(Dataset entries on figures)
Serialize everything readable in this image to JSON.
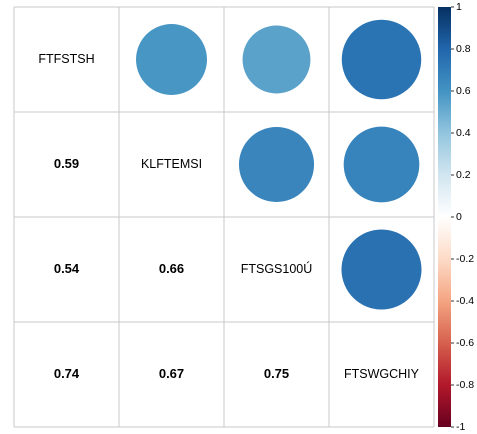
{
  "chart_data": {
    "type": "correlation",
    "variables": [
      "FTFSTSH",
      "KLFTEMSI",
      "FTSGS100Ú",
      "FTSWGCHIY"
    ],
    "matrix": [
      [],
      [
        0.59
      ],
      [
        0.54,
        0.66
      ],
      [
        0.74,
        0.67,
        0.75
      ]
    ],
    "colorscale": [
      "#67001F",
      "#B2182B",
      "#D6604D",
      "#F4A582",
      "#FDDBC7",
      "#FFFFFF",
      "#D1E5F0",
      "#92C5DE",
      "#4393C3",
      "#2166AC",
      "#053061"
    ],
    "clim": [
      -1,
      1
    ],
    "cticks": [
      -1,
      -0.8,
      -0.6,
      -0.4,
      -0.2,
      0,
      0.2,
      0.4,
      0.6,
      0.8,
      1
    ]
  }
}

Work instructions:
The records above are to be reproduced exactly; the pictures are to be left out.

Correct result:
Serialize everything readable in this image to JSON.
{
  "chart_data": {
    "type": "correlation",
    "variables": [
      "FTFSTSH",
      "KLFTEMSI",
      "FTSGS100Ú",
      "FTSWGCHIY"
    ],
    "matrix": [
      [],
      [
        0.59
      ],
      [
        0.54,
        0.66
      ],
      [
        0.74,
        0.67,
        0.75
      ]
    ],
    "colorscale": [
      "#67001F",
      "#B2182B",
      "#D6604D",
      "#F4A582",
      "#FDDBC7",
      "#FFFFFF",
      "#D1E5F0",
      "#92C5DE",
      "#4393C3",
      "#2166AC",
      "#053061"
    ],
    "clim": [
      -1,
      1
    ],
    "cticks": [
      -1,
      -0.8,
      -0.6,
      -0.4,
      -0.2,
      0,
      0.2,
      0.4,
      0.6,
      0.8,
      1
    ]
  }
}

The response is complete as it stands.